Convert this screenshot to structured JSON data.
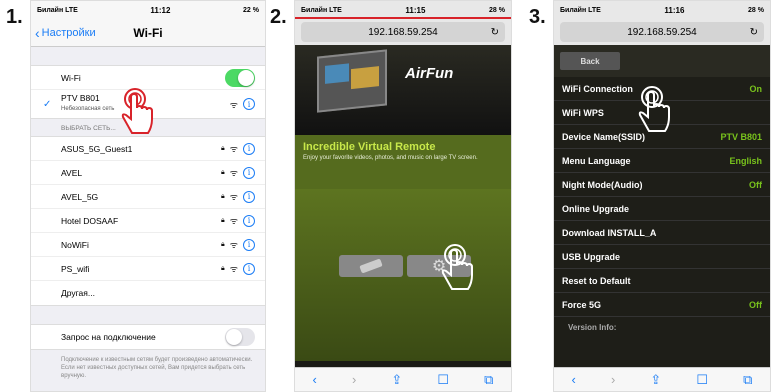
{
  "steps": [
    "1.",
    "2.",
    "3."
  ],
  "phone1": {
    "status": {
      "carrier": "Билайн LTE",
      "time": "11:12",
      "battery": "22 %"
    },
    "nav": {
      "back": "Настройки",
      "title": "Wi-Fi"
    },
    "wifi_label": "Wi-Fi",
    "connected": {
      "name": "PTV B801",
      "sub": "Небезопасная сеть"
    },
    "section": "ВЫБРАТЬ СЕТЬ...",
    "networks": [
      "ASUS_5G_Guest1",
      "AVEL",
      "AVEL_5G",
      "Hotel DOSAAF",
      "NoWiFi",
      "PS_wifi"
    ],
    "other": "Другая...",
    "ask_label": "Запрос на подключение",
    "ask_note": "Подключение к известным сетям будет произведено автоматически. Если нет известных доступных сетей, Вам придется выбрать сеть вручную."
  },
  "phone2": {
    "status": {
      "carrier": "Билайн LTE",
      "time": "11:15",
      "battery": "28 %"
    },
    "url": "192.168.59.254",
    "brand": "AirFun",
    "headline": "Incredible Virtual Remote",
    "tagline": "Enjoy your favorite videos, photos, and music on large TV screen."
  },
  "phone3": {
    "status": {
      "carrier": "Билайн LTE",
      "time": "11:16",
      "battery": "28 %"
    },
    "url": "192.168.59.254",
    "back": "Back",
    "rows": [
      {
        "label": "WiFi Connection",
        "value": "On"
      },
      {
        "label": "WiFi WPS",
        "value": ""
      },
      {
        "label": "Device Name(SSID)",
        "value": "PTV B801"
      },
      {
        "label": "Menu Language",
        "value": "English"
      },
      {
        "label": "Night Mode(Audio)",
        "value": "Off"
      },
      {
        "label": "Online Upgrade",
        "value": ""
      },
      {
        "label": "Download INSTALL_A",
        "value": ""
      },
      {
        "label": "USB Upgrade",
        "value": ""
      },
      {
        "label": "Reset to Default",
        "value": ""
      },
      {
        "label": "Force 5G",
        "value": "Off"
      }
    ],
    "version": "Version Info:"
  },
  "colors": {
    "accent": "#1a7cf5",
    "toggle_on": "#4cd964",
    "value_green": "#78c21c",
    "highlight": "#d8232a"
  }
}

## Exercise
Read the data above and pull out each line that holds the string "Upgrade".

## Complete response
        "label": "Online Upgrade",
        "label": "USB Upgrade",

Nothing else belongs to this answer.